- Listed entries
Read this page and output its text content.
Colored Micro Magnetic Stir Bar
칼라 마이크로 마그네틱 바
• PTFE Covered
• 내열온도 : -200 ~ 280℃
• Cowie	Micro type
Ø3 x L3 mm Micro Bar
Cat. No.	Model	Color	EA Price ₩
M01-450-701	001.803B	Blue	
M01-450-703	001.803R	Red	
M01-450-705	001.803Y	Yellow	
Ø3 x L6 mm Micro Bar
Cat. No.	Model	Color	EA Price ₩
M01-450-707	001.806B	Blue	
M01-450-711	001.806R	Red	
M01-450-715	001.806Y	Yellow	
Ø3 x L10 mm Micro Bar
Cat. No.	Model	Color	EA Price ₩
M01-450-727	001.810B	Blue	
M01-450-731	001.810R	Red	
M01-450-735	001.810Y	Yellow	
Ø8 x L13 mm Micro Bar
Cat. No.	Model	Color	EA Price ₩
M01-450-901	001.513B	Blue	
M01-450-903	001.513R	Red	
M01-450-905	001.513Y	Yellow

- Brief
Every entry must be output again, exactly as written above.

- Reply to the task
Read this page and output its text content.
Colored Micro Magnetic Stir Bar
칼라 마이크로 마그네틱 바
• PTFE Covered
• 내열온도 : -200 ~ 280℃
• Cowie	Micro type
Ø3 x L3 mm Micro Bar
Cat. No.	Model	Color	EA Price ₩
M01-450-701	001.803B	Blue	
M01-450-703	001.803R	Red	
M01-450-705	001.803Y	Yellow	
Ø3 x L6 mm Micro Bar
Cat. No.	Model	Color	EA Price ₩
M01-450-707	001.806B	Blue	
M01-450-711	001.806R	Red	
M01-450-715	001.806Y	Yellow	
Ø3 x L10 mm Micro Bar
Cat. No.	Model	Color	EA Price ₩
M01-450-727	001.810B	Blue	
M01-450-731	001.810R	Red	
M01-450-735	001.810Y	Yellow	
Ø8 x L13 mm Micro Bar
Cat. No.	Model	Color	EA Price ₩
M01-450-901	001.513B	Blue	
M01-450-903	001.513R	Red	
M01-450-905	001.513Y	Yellow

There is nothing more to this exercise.